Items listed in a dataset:
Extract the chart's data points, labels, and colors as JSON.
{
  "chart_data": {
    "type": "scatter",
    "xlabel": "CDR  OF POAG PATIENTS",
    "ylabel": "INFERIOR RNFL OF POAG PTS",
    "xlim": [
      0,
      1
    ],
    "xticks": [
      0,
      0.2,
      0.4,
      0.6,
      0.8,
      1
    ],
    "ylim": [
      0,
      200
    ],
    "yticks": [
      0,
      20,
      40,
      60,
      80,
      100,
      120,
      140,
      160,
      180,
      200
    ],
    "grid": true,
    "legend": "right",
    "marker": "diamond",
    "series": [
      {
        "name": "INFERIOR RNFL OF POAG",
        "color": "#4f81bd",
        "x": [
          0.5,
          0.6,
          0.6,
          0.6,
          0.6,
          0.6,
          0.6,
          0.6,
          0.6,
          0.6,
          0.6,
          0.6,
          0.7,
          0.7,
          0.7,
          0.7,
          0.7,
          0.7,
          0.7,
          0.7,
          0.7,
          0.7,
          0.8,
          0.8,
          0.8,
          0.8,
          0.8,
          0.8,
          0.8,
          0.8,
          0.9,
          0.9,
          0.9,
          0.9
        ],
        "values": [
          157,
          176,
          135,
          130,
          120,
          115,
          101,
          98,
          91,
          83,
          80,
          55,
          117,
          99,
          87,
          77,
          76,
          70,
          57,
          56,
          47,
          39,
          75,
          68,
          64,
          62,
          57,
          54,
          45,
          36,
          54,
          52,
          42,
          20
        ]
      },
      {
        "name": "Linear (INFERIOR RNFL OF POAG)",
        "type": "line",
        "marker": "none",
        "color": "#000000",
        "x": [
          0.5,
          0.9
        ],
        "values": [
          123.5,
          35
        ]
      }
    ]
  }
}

• [What this task involves]: Retype each line above exactly as written.

• [Solution]:
Extract the chart's data points, labels, and colors as JSON.
{
  "chart_data": {
    "type": "scatter",
    "xlabel": "CDR  OF POAG PATIENTS",
    "ylabel": "INFERIOR RNFL OF POAG PTS",
    "xlim": [
      0,
      1
    ],
    "xticks": [
      0,
      0.2,
      0.4,
      0.6,
      0.8,
      1
    ],
    "ylim": [
      0,
      200
    ],
    "yticks": [
      0,
      20,
      40,
      60,
      80,
      100,
      120,
      140,
      160,
      180,
      200
    ],
    "grid": true,
    "legend": "right",
    "marker": "diamond",
    "series": [
      {
        "name": "INFERIOR RNFL OF POAG",
        "color": "#4f81bd",
        "x": [
          0.5,
          0.6,
          0.6,
          0.6,
          0.6,
          0.6,
          0.6,
          0.6,
          0.6,
          0.6,
          0.6,
          0.6,
          0.7,
          0.7,
          0.7,
          0.7,
          0.7,
          0.7,
          0.7,
          0.7,
          0.7,
          0.7,
          0.8,
          0.8,
          0.8,
          0.8,
          0.8,
          0.8,
          0.8,
          0.8,
          0.9,
          0.9,
          0.9,
          0.9
        ],
        "values": [
          157,
          176,
          135,
          130,
          120,
          115,
          101,
          98,
          91,
          83,
          80,
          55,
          117,
          99,
          87,
          77,
          76,
          70,
          57,
          56,
          47,
          39,
          75,
          68,
          64,
          62,
          57,
          54,
          45,
          36,
          54,
          52,
          42,
          20
        ]
      },
      {
        "name": "Linear (INFERIOR RNFL OF POAG)",
        "type": "line",
        "marker": "none",
        "color": "#000000",
        "x": [
          0.5,
          0.9
        ],
        "values": [
          123.5,
          35
        ]
      }
    ]
  }
}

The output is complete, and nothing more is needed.